Extracted records

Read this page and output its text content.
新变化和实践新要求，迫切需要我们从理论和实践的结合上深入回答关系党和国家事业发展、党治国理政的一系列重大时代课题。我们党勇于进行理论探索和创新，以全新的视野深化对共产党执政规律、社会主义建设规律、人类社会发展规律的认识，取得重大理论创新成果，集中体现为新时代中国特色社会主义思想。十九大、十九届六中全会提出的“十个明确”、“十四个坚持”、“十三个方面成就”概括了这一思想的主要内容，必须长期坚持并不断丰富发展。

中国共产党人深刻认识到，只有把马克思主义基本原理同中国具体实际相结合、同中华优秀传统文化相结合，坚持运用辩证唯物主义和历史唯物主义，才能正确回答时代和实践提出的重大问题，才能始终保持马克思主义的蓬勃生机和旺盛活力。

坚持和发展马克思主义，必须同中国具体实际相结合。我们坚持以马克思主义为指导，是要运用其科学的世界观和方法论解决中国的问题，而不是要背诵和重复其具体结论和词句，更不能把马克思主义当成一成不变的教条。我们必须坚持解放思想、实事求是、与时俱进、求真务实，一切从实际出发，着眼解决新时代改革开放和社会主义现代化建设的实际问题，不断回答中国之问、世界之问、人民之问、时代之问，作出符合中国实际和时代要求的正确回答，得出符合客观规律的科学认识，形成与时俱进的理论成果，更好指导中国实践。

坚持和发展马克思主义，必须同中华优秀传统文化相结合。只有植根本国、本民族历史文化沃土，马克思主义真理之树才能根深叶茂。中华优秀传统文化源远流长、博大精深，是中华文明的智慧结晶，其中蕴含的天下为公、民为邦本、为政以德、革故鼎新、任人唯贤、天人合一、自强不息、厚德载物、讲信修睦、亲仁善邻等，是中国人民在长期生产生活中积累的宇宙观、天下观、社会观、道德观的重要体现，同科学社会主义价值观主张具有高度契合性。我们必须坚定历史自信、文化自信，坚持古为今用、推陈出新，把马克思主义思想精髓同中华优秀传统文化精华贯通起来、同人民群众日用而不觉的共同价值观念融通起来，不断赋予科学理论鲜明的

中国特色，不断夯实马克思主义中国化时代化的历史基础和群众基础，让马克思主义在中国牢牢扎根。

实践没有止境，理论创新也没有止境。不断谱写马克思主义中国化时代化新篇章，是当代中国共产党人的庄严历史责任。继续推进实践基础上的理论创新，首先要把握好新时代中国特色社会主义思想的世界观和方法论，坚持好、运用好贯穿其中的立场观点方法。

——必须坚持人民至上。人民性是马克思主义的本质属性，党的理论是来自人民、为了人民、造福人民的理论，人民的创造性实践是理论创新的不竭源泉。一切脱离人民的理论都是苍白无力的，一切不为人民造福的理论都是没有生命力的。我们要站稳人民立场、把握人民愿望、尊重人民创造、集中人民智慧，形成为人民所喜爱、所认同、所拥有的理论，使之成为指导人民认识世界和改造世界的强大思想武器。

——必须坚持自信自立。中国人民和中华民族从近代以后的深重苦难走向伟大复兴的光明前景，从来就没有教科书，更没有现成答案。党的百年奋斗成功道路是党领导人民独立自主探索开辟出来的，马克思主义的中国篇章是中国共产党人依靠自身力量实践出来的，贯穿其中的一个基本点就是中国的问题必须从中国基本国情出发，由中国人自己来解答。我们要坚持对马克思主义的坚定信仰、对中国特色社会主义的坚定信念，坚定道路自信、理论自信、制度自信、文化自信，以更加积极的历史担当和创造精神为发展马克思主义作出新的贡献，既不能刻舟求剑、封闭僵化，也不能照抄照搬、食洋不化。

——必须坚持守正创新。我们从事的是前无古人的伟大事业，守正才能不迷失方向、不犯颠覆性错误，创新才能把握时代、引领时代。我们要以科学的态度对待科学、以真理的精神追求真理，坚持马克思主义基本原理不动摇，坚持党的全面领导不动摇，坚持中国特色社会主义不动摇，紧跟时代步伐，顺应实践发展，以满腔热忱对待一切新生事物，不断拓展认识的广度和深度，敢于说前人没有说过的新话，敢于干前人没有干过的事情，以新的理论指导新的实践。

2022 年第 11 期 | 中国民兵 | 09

TASK OBJECTIVE => Every entry must be output again, exactly as written above.

ANSWER TO THE PROBLEM =>
Read this page and output its text content.
新变化和实践新要求，迫切需要我们从理论和实践的结合上深入回答关系党和国家事业发展、党治国理政的一系列重大时代课题。我们党勇于进行理论探索和创新，以全新的视野深化对共产党执政规律、社会主义建设规律、人类社会发展规律的认识，取得重大理论创新成果，集中体现为新时代中国特色社会主义思想。十九大、十九届六中全会提出的“十个明确”、“十四个坚持”、“十三个方面成就”概括了这一思想的主要内容，必须长期坚持并不断丰富发展。

中国共产党人深刻认识到，只有把马克思主义基本原理同中国具体实际相结合、同中华优秀传统文化相结合，坚持运用辩证唯物主义和历史唯物主义，才能正确回答时代和实践提出的重大问题，才能始终保持马克思主义的蓬勃生机和旺盛活力。

坚持和发展马克思主义，必须同中国具体实际相结合。我们坚持以马克思主义为指导，是要运用其科学的世界观和方法论解决中国的问题，而不是要背诵和重复其具体结论和词句，更不能把马克思主义当成一成不变的教条。我们必须坚持解放思想、实事求是、与时俱进、求真务实，一切从实际出发，着眼解决新时代改革开放和社会主义现代化建设的实际问题，不断回答中国之问、世界之问、人民之问、时代之问，作出符合中国实际和时代要求的正确回答，得出符合客观规律的科学认识，形成与时俱进的理论成果，更好指导中国实践。

坚持和发展马克思主义，必须同中华优秀传统文化相结合。只有植根本国、本民族历史文化沃土，马克思主义真理之树才能根深叶茂。中华优秀传统文化源远流长、博大精深，是中华文明的智慧结晶，其中蕴含的天下为公、民为邦本、为政以德、革故鼎新、任人唯贤、天人合一、自强不息、厚德载物、讲信修睦、亲仁善邻等，是中国人民在长期生产生活中积累的宇宙观、天下观、社会观、道德观的重要体现，同科学社会主义价值观主张具有高度契合性。我们必须坚定历史自信、文化自信，坚持古为今用、推陈出新，把马克思主义思想精髓同中华优秀传统文化精华贯通起来、同人民群众日用而不觉的共同价值观念融通起来，不断赋予科学理论鲜明的

中国特色，不断夯实马克思主义中国化时代化的历史基础和群众基础，让马克思主义在中国牢牢扎根。

实践没有止境，理论创新也没有止境。不断谱写马克思主义中国化时代化新篇章，是当代中国共产党人的庄严历史责任。继续推进实践基础上的理论创新，首先要把握好新时代中国特色社会主义思想的世界观和方法论，坚持好、运用好贯穿其中的立场观点方法。

——必须坚持人民至上。人民性是马克思主义的本质属性，党的理论是来自人民、为了人民、造福人民的理论，人民的创造性实践是理论创新的不竭源泉。一切脱离人民的理论都是苍白无力的，一切不为人民造福的理论都是没有生命力的。我们要站稳人民立场、把握人民愿望、尊重人民创造、集中人民智慧，形成为人民所喜爱、所认同、所拥有的理论，使之成为指导人民认识世界和改造世界的强大思想武器。

——必须坚持自信自立。中国人民和中华民族从近代以后的深重苦难走向伟大复兴的光明前景，从来就没有教科书，更没有现成答案。党的百年奋斗成功道路是党领导人民独立自主探索开辟出来的，马克思主义的中国篇章是中国共产党人依靠自身力量实践出来的，贯穿其中的一个基本点就是中国的问题必须从中国基本国情出发，由中国人自己来解答。我们要坚持对马克思主义的坚定信仰、对中国特色社会主义的坚定信念，坚定道路自信、理论自信、制度自信、文化自信，以更加积极的历史担当和创造精神为发展马克思主义作出新的贡献，既不能刻舟求剑、封闭僵化，也不能照抄照搬、食洋不化。

——必须坚持守正创新。我们从事的是前无古人的伟大事业，守正才能不迷失方向、不犯颠覆性错误，创新才能把握时代、引领时代。我们要以科学的态度对待科学、以真理的精神追求真理，坚持马克思主义基本原理不动摇，坚持党的全面领导不动摇，坚持中国特色社会主义不动摇，紧跟时代步伐，顺应实践发展，以满腔热忱对待一切新生事物，不断拓展认识的广度和深度，敢于说前人没有说过的新话，敢于干前人没有干过的事情，以新的理论指导新的实践。

2022 年第 11 期 | 中国民兵 | 09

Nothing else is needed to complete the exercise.